## Problems and tasks
**a.** Render the following sentence from the passage on LSD research into Spanish: "After a lengthy screening process, study participants go to the Wholeness Center for a 12 hour day with two therapists."
**b.** Reproduce without alteration everything in the passage on LSD research from "Interest in the" down to "generalized anxiety disorder.".

Interest in the possible mental health benefits of psychedelics is growing as experiments to better understand these substances are moving ahead.
In Fort Collins, researchers at the Wholeness Center are examining the potential therapeutic use of LSD and, in particular, how—and at what dosage—it may impact people with generalized anxiety disorder.
After a lengthy screening process, study participants go to the Wholeness Center for a 12 hour day with two therapists. They are unaware of what they will be swallowing: a placebo or various amounts of LSD.
“Particularly through the second hour or the third hour, people are in a very different frame of mind,” Dr. Scott Shannon, one of the principal study investigators, said of the people who get LSD instead of the placebo. “The trees may be breathing, the couch may be moving. And some people will find this incredibly curious. Other people may be a little intimidated.”

## Supplied information
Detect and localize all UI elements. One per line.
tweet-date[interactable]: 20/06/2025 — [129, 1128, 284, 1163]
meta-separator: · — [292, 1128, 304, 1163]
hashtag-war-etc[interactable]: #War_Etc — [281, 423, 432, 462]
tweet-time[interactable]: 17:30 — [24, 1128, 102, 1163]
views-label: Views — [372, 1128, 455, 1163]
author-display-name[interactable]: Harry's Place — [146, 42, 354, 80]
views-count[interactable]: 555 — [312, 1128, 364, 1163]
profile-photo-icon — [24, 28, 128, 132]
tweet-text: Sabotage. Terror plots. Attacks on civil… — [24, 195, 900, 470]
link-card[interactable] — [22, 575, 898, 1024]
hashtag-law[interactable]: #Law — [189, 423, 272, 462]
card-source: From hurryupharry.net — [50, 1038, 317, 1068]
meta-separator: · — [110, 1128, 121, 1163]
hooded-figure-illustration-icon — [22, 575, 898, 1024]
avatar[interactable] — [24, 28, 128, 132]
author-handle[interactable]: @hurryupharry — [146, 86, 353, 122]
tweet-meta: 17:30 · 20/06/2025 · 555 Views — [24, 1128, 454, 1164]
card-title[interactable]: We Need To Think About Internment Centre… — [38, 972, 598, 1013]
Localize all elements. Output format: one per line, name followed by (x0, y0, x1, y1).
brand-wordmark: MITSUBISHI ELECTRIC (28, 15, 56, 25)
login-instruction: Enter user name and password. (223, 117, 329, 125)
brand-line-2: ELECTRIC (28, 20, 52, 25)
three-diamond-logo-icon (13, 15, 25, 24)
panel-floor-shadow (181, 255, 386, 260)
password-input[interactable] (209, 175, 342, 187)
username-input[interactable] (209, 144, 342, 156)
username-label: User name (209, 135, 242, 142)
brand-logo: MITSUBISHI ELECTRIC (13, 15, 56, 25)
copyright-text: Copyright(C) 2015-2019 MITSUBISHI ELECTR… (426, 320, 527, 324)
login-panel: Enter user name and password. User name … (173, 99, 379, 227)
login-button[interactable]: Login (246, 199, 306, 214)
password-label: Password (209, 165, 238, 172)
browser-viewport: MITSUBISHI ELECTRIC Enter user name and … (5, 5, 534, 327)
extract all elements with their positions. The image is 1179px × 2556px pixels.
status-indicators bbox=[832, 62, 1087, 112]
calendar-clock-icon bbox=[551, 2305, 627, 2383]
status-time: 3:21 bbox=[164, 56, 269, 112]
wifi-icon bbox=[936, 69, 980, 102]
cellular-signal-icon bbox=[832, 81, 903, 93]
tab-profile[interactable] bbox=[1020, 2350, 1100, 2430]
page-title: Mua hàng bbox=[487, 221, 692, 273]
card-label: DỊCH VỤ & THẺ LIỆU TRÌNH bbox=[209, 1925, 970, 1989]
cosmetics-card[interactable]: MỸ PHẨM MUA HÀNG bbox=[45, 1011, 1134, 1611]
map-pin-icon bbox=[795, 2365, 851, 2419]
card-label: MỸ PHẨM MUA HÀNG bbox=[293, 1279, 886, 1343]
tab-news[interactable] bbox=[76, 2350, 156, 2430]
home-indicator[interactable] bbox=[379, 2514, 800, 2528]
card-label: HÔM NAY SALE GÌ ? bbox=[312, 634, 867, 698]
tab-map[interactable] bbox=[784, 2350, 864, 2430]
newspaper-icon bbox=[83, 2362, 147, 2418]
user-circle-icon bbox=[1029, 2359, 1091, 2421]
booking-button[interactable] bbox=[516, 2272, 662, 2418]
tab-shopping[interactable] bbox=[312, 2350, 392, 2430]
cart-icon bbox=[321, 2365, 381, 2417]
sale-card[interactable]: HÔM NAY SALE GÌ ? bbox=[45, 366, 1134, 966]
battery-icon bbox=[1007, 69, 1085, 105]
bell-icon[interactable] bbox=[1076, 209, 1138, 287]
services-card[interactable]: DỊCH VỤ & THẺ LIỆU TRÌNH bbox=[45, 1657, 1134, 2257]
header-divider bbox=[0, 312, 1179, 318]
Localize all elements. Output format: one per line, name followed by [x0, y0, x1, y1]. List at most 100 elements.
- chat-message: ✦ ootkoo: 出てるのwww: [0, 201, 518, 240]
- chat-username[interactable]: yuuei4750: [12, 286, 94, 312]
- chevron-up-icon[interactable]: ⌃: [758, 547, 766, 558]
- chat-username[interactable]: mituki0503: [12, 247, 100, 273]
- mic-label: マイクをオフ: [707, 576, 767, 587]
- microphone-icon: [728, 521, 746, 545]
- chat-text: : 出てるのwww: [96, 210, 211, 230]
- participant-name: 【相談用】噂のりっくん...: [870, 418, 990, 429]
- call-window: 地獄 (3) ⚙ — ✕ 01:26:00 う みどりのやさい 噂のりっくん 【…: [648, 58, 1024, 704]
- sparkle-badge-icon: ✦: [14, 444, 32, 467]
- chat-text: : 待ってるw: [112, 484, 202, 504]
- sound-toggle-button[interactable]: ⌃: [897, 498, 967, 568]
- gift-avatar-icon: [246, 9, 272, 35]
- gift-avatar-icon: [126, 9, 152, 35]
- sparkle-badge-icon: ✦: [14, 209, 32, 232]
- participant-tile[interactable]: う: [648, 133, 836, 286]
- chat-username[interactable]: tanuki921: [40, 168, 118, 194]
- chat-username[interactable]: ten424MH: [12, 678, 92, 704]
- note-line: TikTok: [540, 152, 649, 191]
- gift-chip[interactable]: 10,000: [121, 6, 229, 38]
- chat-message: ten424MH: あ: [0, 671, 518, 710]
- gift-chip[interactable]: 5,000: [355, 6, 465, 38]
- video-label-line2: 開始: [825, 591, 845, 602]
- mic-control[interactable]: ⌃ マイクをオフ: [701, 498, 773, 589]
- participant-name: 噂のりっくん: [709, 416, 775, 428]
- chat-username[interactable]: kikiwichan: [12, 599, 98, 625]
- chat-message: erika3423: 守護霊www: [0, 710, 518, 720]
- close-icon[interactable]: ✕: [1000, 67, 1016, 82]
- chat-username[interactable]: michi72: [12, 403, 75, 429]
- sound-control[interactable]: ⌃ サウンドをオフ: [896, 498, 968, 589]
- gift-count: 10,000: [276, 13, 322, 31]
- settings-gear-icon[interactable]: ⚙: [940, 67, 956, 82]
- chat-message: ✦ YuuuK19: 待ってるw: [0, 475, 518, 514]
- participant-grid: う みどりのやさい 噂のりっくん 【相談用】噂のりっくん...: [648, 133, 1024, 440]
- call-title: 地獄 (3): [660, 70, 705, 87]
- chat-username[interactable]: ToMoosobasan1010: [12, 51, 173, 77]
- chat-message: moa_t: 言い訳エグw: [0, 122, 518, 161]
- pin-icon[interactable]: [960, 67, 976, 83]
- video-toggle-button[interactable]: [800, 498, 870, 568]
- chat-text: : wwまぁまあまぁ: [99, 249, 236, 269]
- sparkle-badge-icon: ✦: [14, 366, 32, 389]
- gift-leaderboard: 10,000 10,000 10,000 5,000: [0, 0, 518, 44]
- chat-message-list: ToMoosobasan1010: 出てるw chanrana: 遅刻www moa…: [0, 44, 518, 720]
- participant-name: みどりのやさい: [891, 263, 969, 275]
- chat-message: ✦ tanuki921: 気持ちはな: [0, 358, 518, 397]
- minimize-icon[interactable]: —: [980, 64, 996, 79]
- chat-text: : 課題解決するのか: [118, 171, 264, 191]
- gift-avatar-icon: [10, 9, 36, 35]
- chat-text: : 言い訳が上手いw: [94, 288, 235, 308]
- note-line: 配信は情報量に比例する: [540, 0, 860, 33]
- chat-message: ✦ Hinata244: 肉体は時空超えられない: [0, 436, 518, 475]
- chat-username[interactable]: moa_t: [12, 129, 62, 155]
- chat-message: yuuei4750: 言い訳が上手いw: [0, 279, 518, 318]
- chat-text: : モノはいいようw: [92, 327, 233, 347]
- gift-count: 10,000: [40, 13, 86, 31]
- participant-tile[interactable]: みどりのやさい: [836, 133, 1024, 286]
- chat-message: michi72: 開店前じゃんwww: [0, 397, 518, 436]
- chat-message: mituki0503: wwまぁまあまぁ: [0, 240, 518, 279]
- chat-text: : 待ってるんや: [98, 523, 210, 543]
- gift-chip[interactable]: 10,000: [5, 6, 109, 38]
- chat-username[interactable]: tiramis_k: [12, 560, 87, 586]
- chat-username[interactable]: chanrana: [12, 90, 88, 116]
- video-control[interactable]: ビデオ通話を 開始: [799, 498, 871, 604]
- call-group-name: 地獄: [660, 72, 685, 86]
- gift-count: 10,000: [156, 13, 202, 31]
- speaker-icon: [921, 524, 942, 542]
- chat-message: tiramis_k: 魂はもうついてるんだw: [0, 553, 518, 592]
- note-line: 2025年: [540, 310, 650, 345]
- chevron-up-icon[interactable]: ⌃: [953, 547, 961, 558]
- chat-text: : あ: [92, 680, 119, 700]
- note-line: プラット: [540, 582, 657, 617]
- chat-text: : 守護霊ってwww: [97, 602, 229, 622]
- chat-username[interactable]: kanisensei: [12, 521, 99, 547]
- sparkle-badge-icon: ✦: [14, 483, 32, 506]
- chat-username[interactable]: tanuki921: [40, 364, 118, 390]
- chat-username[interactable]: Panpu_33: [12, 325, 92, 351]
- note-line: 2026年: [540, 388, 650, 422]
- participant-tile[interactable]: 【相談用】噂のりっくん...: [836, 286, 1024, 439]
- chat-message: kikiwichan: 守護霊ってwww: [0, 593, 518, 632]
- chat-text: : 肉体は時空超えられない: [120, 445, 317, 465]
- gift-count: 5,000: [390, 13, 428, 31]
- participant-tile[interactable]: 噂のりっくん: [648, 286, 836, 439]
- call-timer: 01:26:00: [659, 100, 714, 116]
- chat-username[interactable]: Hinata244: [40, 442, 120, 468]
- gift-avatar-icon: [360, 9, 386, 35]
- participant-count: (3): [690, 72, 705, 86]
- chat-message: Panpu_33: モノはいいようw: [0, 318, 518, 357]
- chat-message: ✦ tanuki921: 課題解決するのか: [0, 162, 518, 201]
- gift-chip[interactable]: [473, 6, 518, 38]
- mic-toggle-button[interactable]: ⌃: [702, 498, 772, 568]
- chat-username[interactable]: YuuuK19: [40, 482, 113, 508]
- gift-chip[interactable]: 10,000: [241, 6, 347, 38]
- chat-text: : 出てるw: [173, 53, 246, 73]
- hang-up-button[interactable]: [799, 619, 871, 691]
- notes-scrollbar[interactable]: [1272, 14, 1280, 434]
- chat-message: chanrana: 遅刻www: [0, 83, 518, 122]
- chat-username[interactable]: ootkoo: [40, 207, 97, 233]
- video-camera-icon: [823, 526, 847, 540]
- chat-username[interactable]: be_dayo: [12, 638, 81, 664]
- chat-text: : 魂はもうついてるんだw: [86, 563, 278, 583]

## Answers to the tasks
**a.** Tras un largo proceso de selección, los participantes del estudio acuden al Wholeness Center para una jornada de 12 horas con dos terapeutas.

**b.**
Interest in the possible mental health benefits of psychedelics is growing as experiments to better understand these substances are moving ahead.
In Fort Collins, researchers at the Wholeness Center are examining the potential therapeutic use of LSD and, in particular, how—and at what dosage—it may impact people with generalized anxiety disorder.